**Stated problem**. Your job is to retype all of the data word for word, leaving every image out.

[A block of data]
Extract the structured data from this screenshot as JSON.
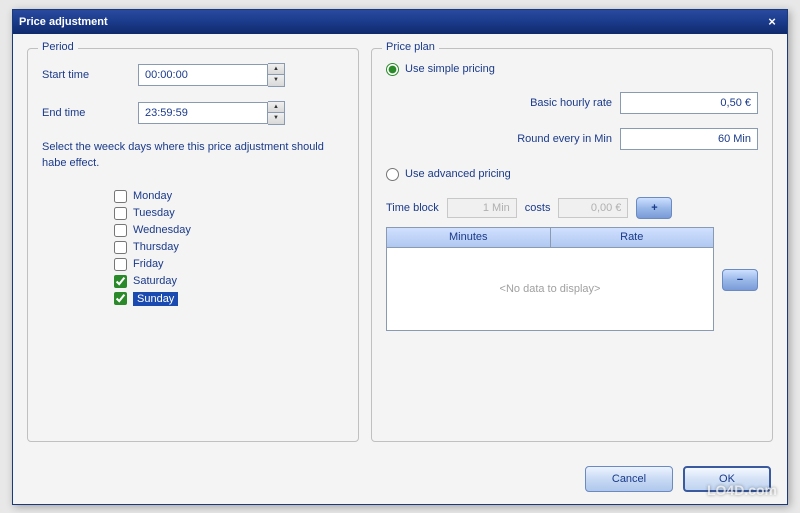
{
  "window": {
    "title": "Price adjustment"
  },
  "period": {
    "legend": "Period",
    "start_label": "Start time",
    "start_value": "00:00:00",
    "end_label": "End time",
    "end_value": "23:59:59",
    "help": "Select the weeck days where this price adjustment should habe effect.",
    "days": [
      {
        "label": "Monday",
        "checked": false
      },
      {
        "label": "Tuesday",
        "checked": false
      },
      {
        "label": "Wednesday",
        "checked": false
      },
      {
        "label": "Thursday",
        "checked": false
      },
      {
        "label": "Friday",
        "checked": false
      },
      {
        "label": "Saturday",
        "checked": true
      },
      {
        "label": "Sunday",
        "checked": true,
        "selected": true
      }
    ]
  },
  "plan": {
    "legend": "Price plan",
    "simple_label": "Use simple pricing",
    "basic_rate_label": "Basic hourly rate",
    "basic_rate_value": "0,50 €",
    "round_label": "Round every in Min",
    "round_value": "60 Min",
    "advanced_label": "Use advanced pricing",
    "time_block_label": "Time block",
    "time_block_value": "1 Min",
    "costs_label": "costs",
    "costs_value": "0,00 €",
    "grid": {
      "col_minutes": "Minutes",
      "col_rate": "Rate",
      "empty": "<No data to display>"
    },
    "selected": "simple"
  },
  "footer": {
    "cancel": "Cancel",
    "ok": "OK"
  },
  "watermark": "LO4D.com"
}
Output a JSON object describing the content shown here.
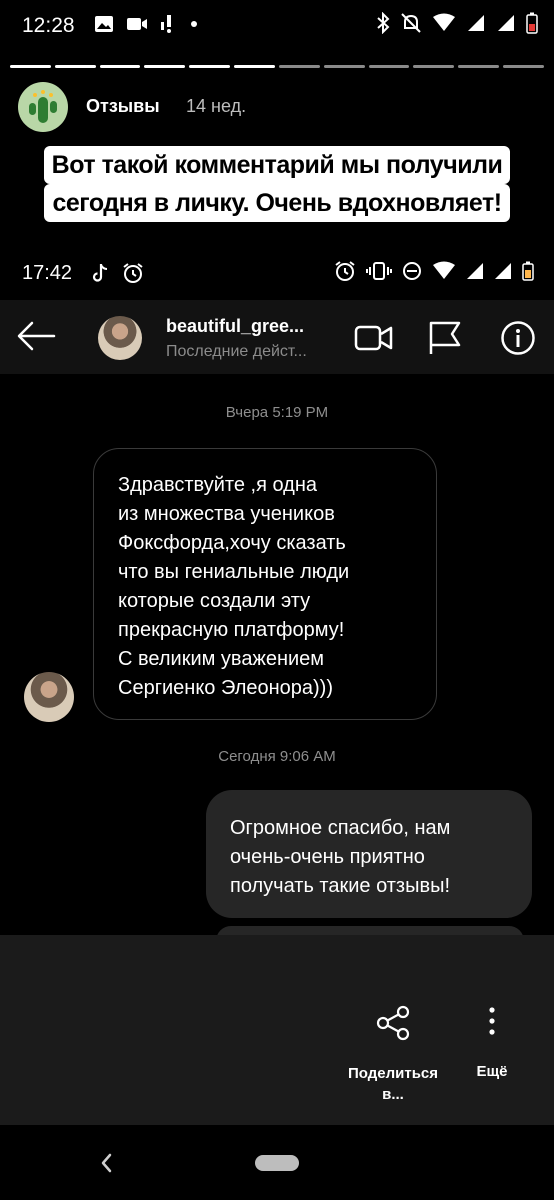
{
  "status_bar": {
    "time": "12:28"
  },
  "story": {
    "segments_total": 12,
    "segments_done": 6,
    "author": "Отзывы",
    "posted": "14 нед.",
    "caption_line1": "Вот такой комментарий мы получили",
    "caption_line2": "сегодня в личку. Очень вдохновляет!"
  },
  "screenshot": {
    "status_time": "17:42",
    "chat": {
      "username": "beautiful_gree...",
      "status": "Последние дейст..."
    },
    "messages": [
      {
        "timestamp": "Вчера 5:19 PM",
        "direction": "in",
        "lines": [
          "Здравствуйте ,я одна",
          "из множества учеников",
          "Фоксфорда,хочу сказать",
          "что вы гениальные люди",
          "которые создали эту",
          "прекрасную платформу!",
          "С великим уважением",
          "Сергиенко Элеонора)))"
        ]
      },
      {
        "timestamp": "Сегодня 9:06 AM",
        "direction": "out",
        "lines": [
          "Огромное спасибо, нам",
          "очень-очень приятно",
          "получать такие отзывы!"
        ]
      }
    ]
  },
  "sheet": {
    "share_label_1": "Поделиться",
    "share_label_2": "в...",
    "more_label": "Ещё"
  },
  "icons": {
    "accent": "#ffffff",
    "muted": "#8e8e8e"
  }
}
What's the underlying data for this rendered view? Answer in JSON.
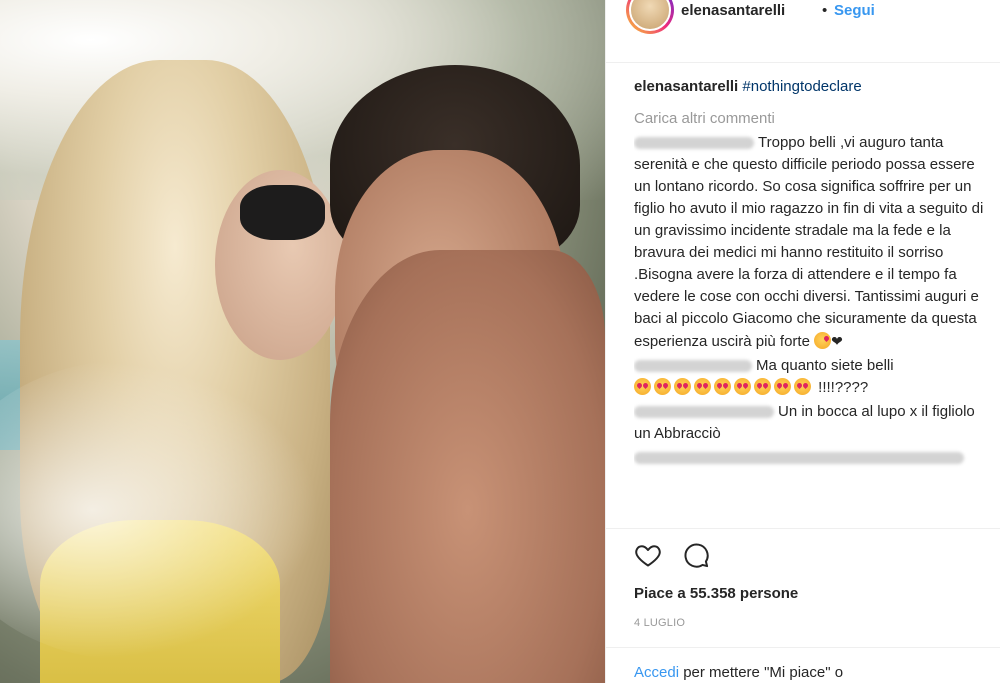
{
  "header": {
    "username": "elenasantarelli",
    "separator": "•",
    "follow_label": "Segui"
  },
  "caption": {
    "username": "elenasantarelli",
    "hashtag": "#nothingtodeclare"
  },
  "load_more": "Carica altri commenti",
  "comments": [
    {
      "text": "Troppo belli ,vi auguro tanta serenità e che questo difficile periodo possa essere un lontano ricordo. So cosa significa soffrire per un figlio ho avuto il mio ragazzo in fin di vita a seguito di un gravissimo incidente stradale ma la fede e la bravura dei medici mi hanno restituito il sorriso .Bisogna avere la forza di attendere e il tempo fa vedere le cose con occhi diversi. Tantissimi auguri e baci al piccolo Giacomo che sicuramente da questa esperienza uscirà più forte",
      "trailing": "❤"
    },
    {
      "text": "Ma quanto siete belli",
      "trailing": "!!!!????"
    },
    {
      "text": "Un in bocca al lupo x il figliolo un Abbracciò"
    }
  ],
  "actions": {
    "like_icon": "heart-outline-icon",
    "comment_icon": "speech-bubble-icon"
  },
  "likes_text": "Piace a 55.358 persone",
  "date_text": "4 LUGLIO",
  "login": {
    "link_label": "Accedi",
    "rest": " per mettere \"Mi piace\" o"
  },
  "colors": {
    "link": "#3897f0",
    "hashtag": "#003569",
    "muted": "#999999",
    "text": "#262626"
  }
}
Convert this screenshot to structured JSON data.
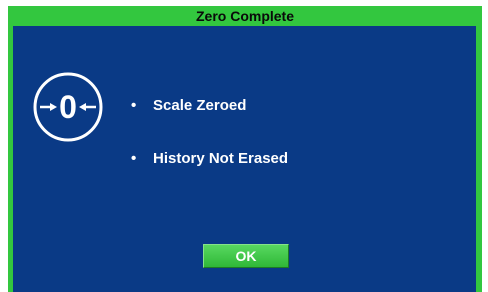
{
  "dialog": {
    "title": "Zero Complete",
    "icon": "zero-scale-icon",
    "icon_text": "0",
    "messages": [
      "Scale Zeroed",
      "History Not Erased"
    ],
    "ok_label": "OK"
  },
  "colors": {
    "frame": "#33c73f",
    "panel": "#0a3a86",
    "text": "#ffffff",
    "button": "#3cc444"
  }
}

**Exercise answer**.
Extract the structured data from this screenshot as JSON.
{
  "window": {
    "title": "Price adjustment"
  },
  "period": {
    "legend": "Period",
    "start_label": "Start time",
    "start_value": "00:00:00",
    "end_label": "End time",
    "end_value": "23:59:59",
    "help": "Select the weeck days where this price adjustment should habe effect.",
    "days": [
      {
        "label": "Monday",
        "checked": false
      },
      {
        "label": "Tuesday",
        "checked": false
      },
      {
        "label": "Wednesday",
        "checked": false
      },
      {
        "label": "Thursday",
        "checked": false
      },
      {
        "label": "Friday",
        "checked": false
      },
      {
        "label": "Saturday",
        "checked": true
      },
      {
        "label": "Sunday",
        "checked": true,
        "selected": true
      }
    ]
  },
  "plan": {
    "legend": "Price plan",
    "simple_label": "Use simple pricing",
    "basic_rate_label": "Basic hourly rate",
    "basic_rate_value": "0,50 €",
    "round_label": "Round every in Min",
    "round_value": "60 Min",
    "advanced_label": "Use advanced pricing",
    "time_block_label": "Time block",
    "time_block_value": "1 Min",
    "costs_label": "costs",
    "costs_value": "0,00 €",
    "grid": {
      "col_minutes": "Minutes",
      "col_rate": "Rate",
      "empty": "<No data to display>"
    },
    "selected": "simple"
  },
  "footer": {
    "cancel": "Cancel",
    "ok": "OK"
  },
  "watermark": "LO4D.com"
}
Output a JSON object describing the content shown here.
{
  "status_bar": {
    "time": "12:28"
  },
  "story": {
    "segments_total": 12,
    "segments_done": 6,
    "author": "Отзывы",
    "posted": "14 нед.",
    "caption_line1": "Вот такой комментарий мы получили",
    "caption_line2": "сегодня в личку. Очень вдохновляет!"
  },
  "screenshot": {
    "status_time": "17:42",
    "chat": {
      "username": "beautiful_gree...",
      "status": "Последние дейст..."
    },
    "messages": [
      {
        "timestamp": "Вчера 5:19 PM",
        "direction": "in",
        "lines": [
          "Здравствуйте ,я одна",
          "из множества учеников",
          "Фоксфорда,хочу сказать",
          "что вы гениальные люди",
          "которые создали эту",
          "прекрасную платформу!",
          "С великим уважением",
          "Сергиенко Элеонора)))"
        ]
      },
      {
        "timestamp": "Сегодня 9:06 AM",
        "direction": "out",
        "lines": [
          "Огромное спасибо, нам",
          "очень-очень приятно",
          "получать такие отзывы!"
        ]
      }
    ]
  },
  "sheet": {
    "share_label_1": "Поделиться",
    "share_label_2": "в...",
    "more_label": "Ещё"
  },
  "icons": {
    "accent": "#ffffff",
    "muted": "#8e8e8e"
  }
}
What's the underlying data for this rendered view? Answer in JSON.
{
  "header": {
    "username": "elenasantarelli",
    "separator": "•",
    "follow_label": "Segui"
  },
  "caption": {
    "username": "elenasantarelli",
    "hashtag": "#nothingtodeclare"
  },
  "load_more": "Carica altri commenti",
  "comments": [
    {
      "text": "Troppo belli ,vi auguro tanta serenità e che questo difficile periodo possa essere un lontano ricordo. So cosa significa soffrire per un figlio ho avuto il mio ragazzo in fin di vita a seguito di un gravissimo incidente stradale ma la fede e la bravura dei medici mi hanno restituito il sorriso .Bisogna avere la forza di attendere e il tempo fa vedere le cose con occhi diversi. Tantissimi auguri e baci al piccolo Giacomo che sicuramente da questa esperienza uscirà più forte",
      "trailing": "❤"
    },
    {
      "text": "Ma quanto siete belli",
      "trailing": "!!!!????"
    },
    {
      "text": "Un in bocca al lupo x il figliolo un Abbracciò"
    }
  ],
  "actions": {
    "like_icon": "heart-outline-icon",
    "comment_icon": "speech-bubble-icon"
  },
  "likes_text": "Piace a 55.358 persone",
  "date_text": "4 LUGLIO",
  "login": {
    "link_label": "Accedi",
    "rest": " per mettere \"Mi piace\" o"
  },
  "colors": {
    "link": "#3897f0",
    "hashtag": "#003569",
    "muted": "#999999",
    "text": "#262626"
  }
}
Convert this screenshot to structured JSON data.
{
  "dialog": {
    "title": "Zero Complete",
    "icon": "zero-scale-icon",
    "icon_text": "0",
    "messages": [
      "Scale Zeroed",
      "History Not Erased"
    ],
    "ok_label": "OK"
  },
  "colors": {
    "frame": "#33c73f",
    "panel": "#0a3a86",
    "text": "#ffffff",
    "button": "#3cc444"
  }
}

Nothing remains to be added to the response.